**Work instructions**:
Retype everything in the listing, leaving each line exactly as it is.

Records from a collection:
* Begin *
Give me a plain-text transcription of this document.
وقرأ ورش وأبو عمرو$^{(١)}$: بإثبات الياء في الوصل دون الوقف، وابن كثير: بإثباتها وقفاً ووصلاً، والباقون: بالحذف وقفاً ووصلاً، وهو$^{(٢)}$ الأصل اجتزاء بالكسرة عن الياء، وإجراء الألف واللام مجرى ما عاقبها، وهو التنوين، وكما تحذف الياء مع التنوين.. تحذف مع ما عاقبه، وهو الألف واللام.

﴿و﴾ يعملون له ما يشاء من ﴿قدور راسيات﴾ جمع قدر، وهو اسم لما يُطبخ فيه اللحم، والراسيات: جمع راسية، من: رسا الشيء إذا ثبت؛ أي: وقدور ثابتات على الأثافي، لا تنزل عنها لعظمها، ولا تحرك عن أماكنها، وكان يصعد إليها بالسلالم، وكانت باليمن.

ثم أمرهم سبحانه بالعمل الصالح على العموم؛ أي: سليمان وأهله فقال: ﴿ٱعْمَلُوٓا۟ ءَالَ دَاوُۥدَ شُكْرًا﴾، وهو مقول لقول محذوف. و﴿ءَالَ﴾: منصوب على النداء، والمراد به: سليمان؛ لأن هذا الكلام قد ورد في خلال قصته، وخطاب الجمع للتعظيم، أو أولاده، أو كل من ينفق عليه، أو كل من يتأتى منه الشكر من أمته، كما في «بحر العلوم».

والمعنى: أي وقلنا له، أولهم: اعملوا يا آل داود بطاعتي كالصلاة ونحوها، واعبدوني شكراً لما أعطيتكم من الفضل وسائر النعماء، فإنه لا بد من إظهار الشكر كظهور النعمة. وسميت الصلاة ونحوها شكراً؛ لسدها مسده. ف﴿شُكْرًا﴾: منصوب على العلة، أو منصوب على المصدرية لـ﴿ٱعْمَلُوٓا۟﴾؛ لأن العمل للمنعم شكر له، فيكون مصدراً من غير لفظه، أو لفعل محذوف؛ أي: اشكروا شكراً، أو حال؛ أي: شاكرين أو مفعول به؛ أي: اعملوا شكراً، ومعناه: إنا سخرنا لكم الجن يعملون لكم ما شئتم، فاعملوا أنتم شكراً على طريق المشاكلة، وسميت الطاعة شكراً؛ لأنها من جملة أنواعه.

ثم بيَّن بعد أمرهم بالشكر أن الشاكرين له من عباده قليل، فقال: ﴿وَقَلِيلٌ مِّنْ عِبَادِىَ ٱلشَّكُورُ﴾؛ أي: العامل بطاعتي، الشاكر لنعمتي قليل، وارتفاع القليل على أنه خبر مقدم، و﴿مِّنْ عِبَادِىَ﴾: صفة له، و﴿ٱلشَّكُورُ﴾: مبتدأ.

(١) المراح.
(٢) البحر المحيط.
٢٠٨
* End *
**Result**:
Give me a plain-text transcription of this document.
وقرأ ورش وأبو عمرو$^{(١)}$: بإثبات الياء في الوصل دون الوقف، وابن كثير: بإثباتها وقفاً ووصلاً، والباقون: بالحذف وقفاً ووصلاً، وهو$^{(٢)}$ الأصل اجتزاء بالكسرة عن الياء، وإجراء الألف واللام مجرى ما عاقبها، وهو التنوين، وكما تحذف الياء مع التنوين.. تحذف مع ما عاقبه، وهو الألف واللام.

﴿و﴾ يعملون له ما يشاء من ﴿قدور راسيات﴾ جمع قدر، وهو اسم لما يُطبخ فيه اللحم، والراسيات: جمع راسية، من: رسا الشيء إذا ثبت؛ أي: وقدور ثابتات على الأثافي، لا تنزل عنها لعظمها، ولا تحرك عن أماكنها، وكان يصعد إليها بالسلالم، وكانت باليمن.

ثم أمرهم سبحانه بالعمل الصالح على العموم؛ أي: سليمان وأهله فقال: ﴿ٱعْمَلُوٓا۟ ءَالَ دَاوُۥدَ شُكْرًا﴾، وهو مقول لقول محذوف. و﴿ءَالَ﴾: منصوب على النداء، والمراد به: سليمان؛ لأن هذا الكلام قد ورد في خلال قصته، وخطاب الجمع للتعظيم، أو أولاده، أو كل من ينفق عليه، أو كل من يتأتى منه الشكر من أمته، كما في «بحر العلوم».

والمعنى: أي وقلنا له، أولهم: اعملوا يا آل داود بطاعتي كالصلاة ونحوها، واعبدوني شكراً لما أعطيتكم من الفضل وسائر النعماء، فإنه لا بد من إظهار الشكر كظهور النعمة. وسميت الصلاة ونحوها شكراً؛ لسدها مسده. ف﴿شُكْرًا﴾: منصوب على العلة، أو منصوب على المصدرية لـ﴿ٱعْمَلُوٓا۟﴾؛ لأن العمل للمنعم شكر له، فيكون مصدراً من غير لفظه، أو لفعل محذوف؛ أي: اشكروا شكراً، أو حال؛ أي: شاكرين أو مفعول به؛ أي: اعملوا شكراً، ومعناه: إنا سخرنا لكم الجن يعملون لكم ما شئتم، فاعملوا أنتم شكراً على طريق المشاكلة، وسميت الطاعة شكراً؛ لأنها من جملة أنواعه.

ثم بيَّن بعد أمرهم بالشكر أن الشاكرين له من عباده قليل، فقال: ﴿وَقَلِيلٌ مِّنْ عِبَادِىَ ٱلشَّكُورُ﴾؛ أي: العامل بطاعتي، الشاكر لنعمتي قليل، وارتفاع القليل على أنه خبر مقدم، و﴿مِّنْ عِبَادِىَ﴾: صفة له، و﴿ٱلشَّكُورُ﴾: مبتدأ.

(١) المراح.
(٢) البحر المحيط.
٢٠٨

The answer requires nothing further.